• **Challenge**
Write out only the lines from the line that holds "Output the text content of this document." to the end of the listing below, inclusive, with the pictures omitted.

** begin **

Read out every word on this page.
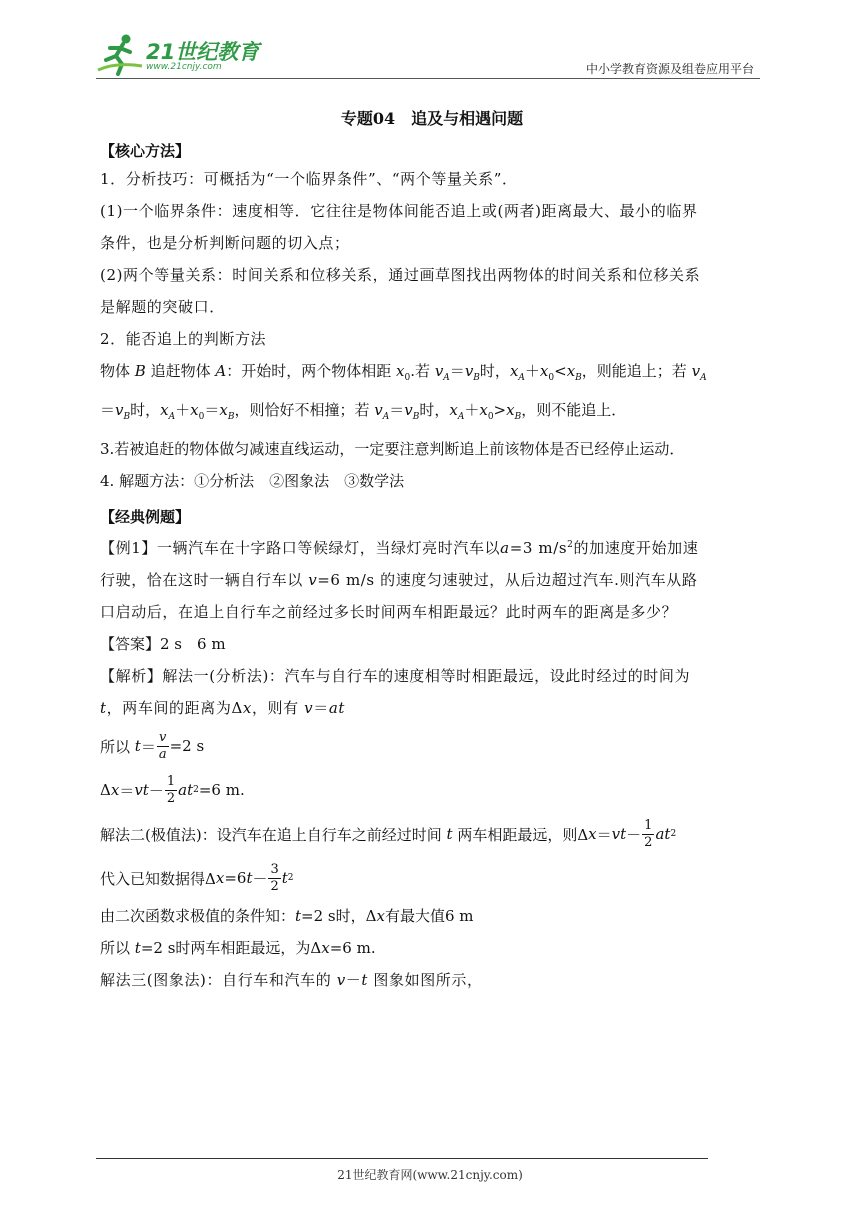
21世纪教育
www.21cnjy.com	中小学教育资源及组卷应用平台
专题04 追及与相遇问题
【核心方法】
1．分析技巧：可概括为“一个临界条件”、“两个等量关系”．
(1)一个临界条件：速度相等．它往往是物体间能否追上或(两者)距离最大、最小的临界
条件，也是分析判断问题的切入点；
(2)两个等量关系：时间关系和位移关系，通过画草图找出两物体的时间关系和位移关系
是解题的突破口．
2．能否追上的判断方法
物体 B 追赶物体 A：开始时，两个物体相距 $x_0$.若 $v_A=v_B$时，$x_A+x_0<x_B$，则能追上；若 $v_A$
$=v_B$时，$x_A+x_0=x_B$，则恰好不相撞；若 $v_A=v_B$时，$x_A+x_0>x_B$，则不能追上．
3.若被追赶的物体做匀减速直线运动，一定要注意判断追上前该物体是否已经停止运动．
4. 解题方法：①分析法　②图象法　③数学法
【经典例题】
【例1】一辆汽车在十字路口等候绿灯，当绿灯亮时汽车以a=3 $m/s^2$的加速度开始加速
行驶，恰在这时一辆自行车以 v=6 m/s 的速度匀速驶过，从后边超过汽车.则汽车从路
口启动后，在追上自行车之前经过多长时间两车相距最远？此时两车的距离是多少？
【答案】2 s　6 m
【解析】解法一(分析法)：汽车与自行车的速度相等时相距最远，设此时经过的时间为
t，两车间的距离为Δx，则有 v＝at
所以
$t = \frac{v}{a} =2$ s
Δ x ＝ vt － $\frac{1}{2}$ at 2 =6 m.
解法二(极值法)：设汽车在追上自行车之前经过时间
t
两车相距最远，则Δ x ＝ vt － $\frac{1}{2}$ at 2
代入已知数据得Δ x =6 $t - \frac{3}{2}$ t 2
由二次函数求极值的条件知：t=2 s时，Δx有最大值6 m
所以 t=2 s时两车相距最远，为Δx=6 m.
解法三(图象法)：自行车和汽车的 v－t 图象如图所示，
21世纪教育网(www.21cnjy.com)
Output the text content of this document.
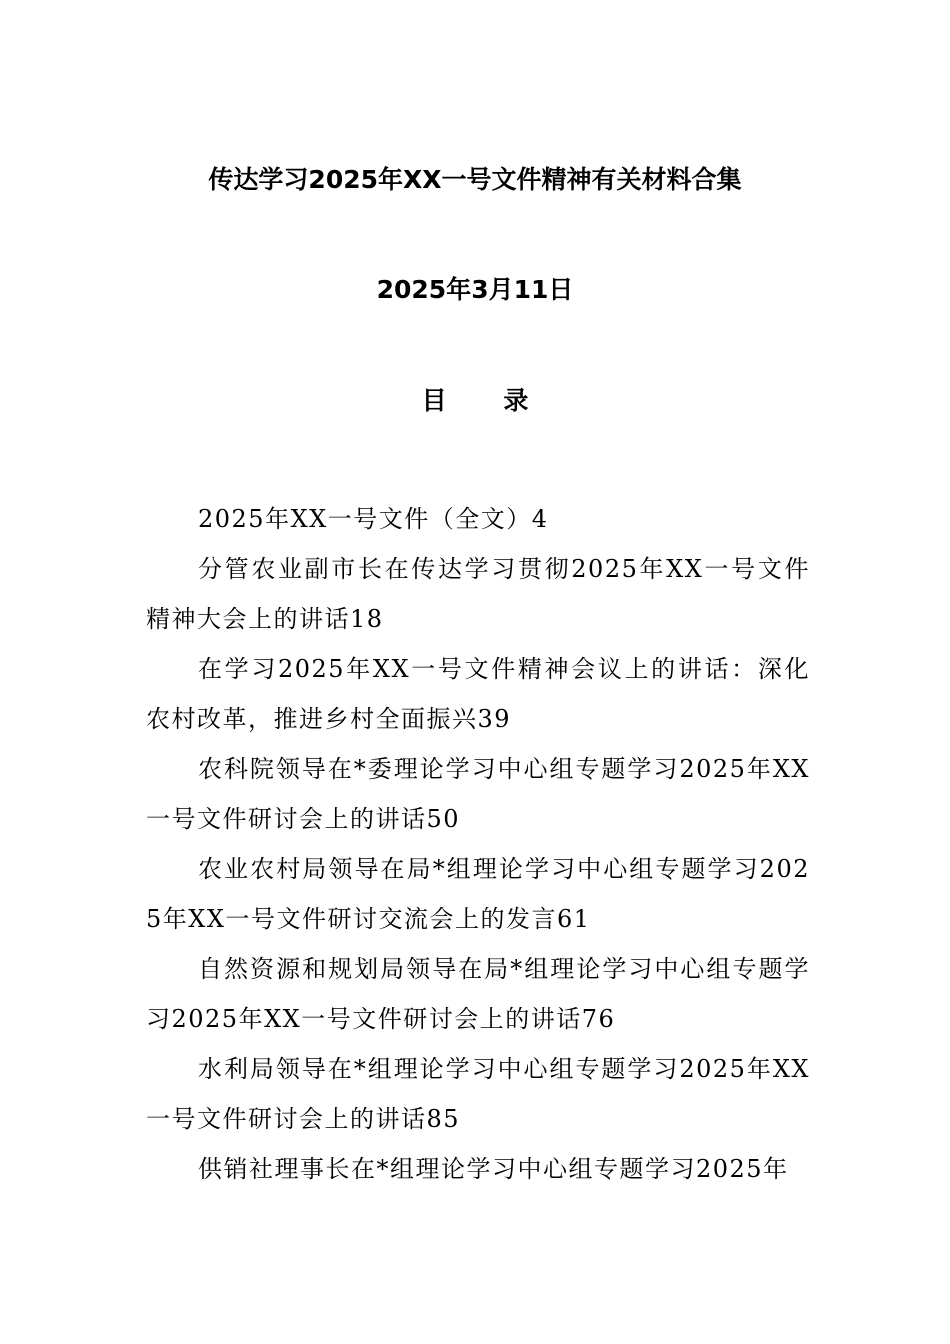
传达学习2025年XX一号文件精神有关材料合集
2025年3月11日
目 录
2025年XX一号文件（全文）4
分管农业副市长在传达学习贯彻2025年XX一号文件精神大会上的讲话18
在学习2025年XX一号文件精神会议上的讲话：深化农村改革，推进乡村全面振兴39
农科院领导在*委理论学习中心组专题学习2025年XX一号文件研讨会上的讲话50
农业农村局领导在局*组理论学习中心组专题学习2025年XX一号文件研讨交流会上的发言61
自然资源和规划局领导在局*组理论学习中心组专题学习2025年XX一号文件研讨会上的讲话76
水利局领导在*组理论学习中心组专题学习2025年XX一号文件研讨会上的讲话85
供销社理事长在*组理论学习中心组专题学习2025年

** end **

• **Task output**
Output the text content of this document.
传达学习2025年XX一号文件精神有关材料合集
2025年3月11日
目 录
2025年XX一号文件（全文）4
分管农业副市长在传达学习贯彻2025年XX一号文件精神大会上的讲话18
在学习2025年XX一号文件精神会议上的讲话：深化农村改革，推进乡村全面振兴39
农科院领导在*委理论学习中心组专题学习2025年XX一号文件研讨会上的讲话50
农业农村局领导在局*组理论学习中心组专题学习2025年XX一号文件研讨交流会上的发言61
自然资源和规划局领导在局*组理论学习中心组专题学习2025年XX一号文件研讨会上的讲话76
水利局领导在*组理论学习中心组专题学习2025年XX一号文件研讨会上的讲话85
供销社理事长在*组理论学习中心组专题学习2025年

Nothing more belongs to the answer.